[start of GIVEN DATA]
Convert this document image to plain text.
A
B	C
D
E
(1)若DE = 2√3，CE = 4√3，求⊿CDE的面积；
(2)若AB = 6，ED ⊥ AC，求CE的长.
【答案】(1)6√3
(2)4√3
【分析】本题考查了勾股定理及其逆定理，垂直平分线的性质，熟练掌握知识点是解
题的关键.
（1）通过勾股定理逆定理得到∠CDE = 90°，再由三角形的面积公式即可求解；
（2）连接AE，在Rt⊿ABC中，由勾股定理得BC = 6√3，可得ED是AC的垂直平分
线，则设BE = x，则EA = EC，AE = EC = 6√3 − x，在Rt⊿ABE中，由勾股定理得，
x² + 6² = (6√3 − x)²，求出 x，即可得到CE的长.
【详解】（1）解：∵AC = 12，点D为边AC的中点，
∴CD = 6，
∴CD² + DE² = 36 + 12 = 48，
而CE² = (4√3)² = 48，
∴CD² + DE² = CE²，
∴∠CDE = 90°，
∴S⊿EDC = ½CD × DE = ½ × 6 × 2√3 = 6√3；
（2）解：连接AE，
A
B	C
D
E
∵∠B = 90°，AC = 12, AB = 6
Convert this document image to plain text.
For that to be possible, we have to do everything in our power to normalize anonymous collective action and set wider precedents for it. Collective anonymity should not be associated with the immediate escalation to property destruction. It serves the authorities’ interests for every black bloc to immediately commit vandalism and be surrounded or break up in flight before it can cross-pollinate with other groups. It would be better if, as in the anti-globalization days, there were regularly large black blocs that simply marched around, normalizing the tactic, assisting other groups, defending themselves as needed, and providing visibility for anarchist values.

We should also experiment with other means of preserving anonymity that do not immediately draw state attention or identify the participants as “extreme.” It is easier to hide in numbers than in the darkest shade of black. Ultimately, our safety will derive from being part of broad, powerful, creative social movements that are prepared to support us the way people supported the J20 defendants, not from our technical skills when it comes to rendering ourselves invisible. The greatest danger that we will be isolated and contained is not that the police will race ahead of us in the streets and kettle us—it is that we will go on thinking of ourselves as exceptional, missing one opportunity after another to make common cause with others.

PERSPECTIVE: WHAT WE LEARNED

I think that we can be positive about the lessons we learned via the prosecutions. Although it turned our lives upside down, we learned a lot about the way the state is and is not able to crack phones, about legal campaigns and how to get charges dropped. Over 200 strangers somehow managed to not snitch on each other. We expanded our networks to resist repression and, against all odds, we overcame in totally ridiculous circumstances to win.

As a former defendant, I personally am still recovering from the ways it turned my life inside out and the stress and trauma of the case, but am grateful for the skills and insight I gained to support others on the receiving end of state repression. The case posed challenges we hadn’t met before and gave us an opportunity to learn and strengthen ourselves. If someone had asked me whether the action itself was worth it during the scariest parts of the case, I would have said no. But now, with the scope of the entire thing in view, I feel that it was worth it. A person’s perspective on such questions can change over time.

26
[end of GIVEN DATA]
▶ TASK TO COMPLETE
Copy out each line in the preceding records that contains "连接AE".

▶ REPLY
（2）连接AE，在Rt⊿ABC中，由勾股定理得BC = 6√3，可得ED是AC的垂直平分
（2）解：连接AE，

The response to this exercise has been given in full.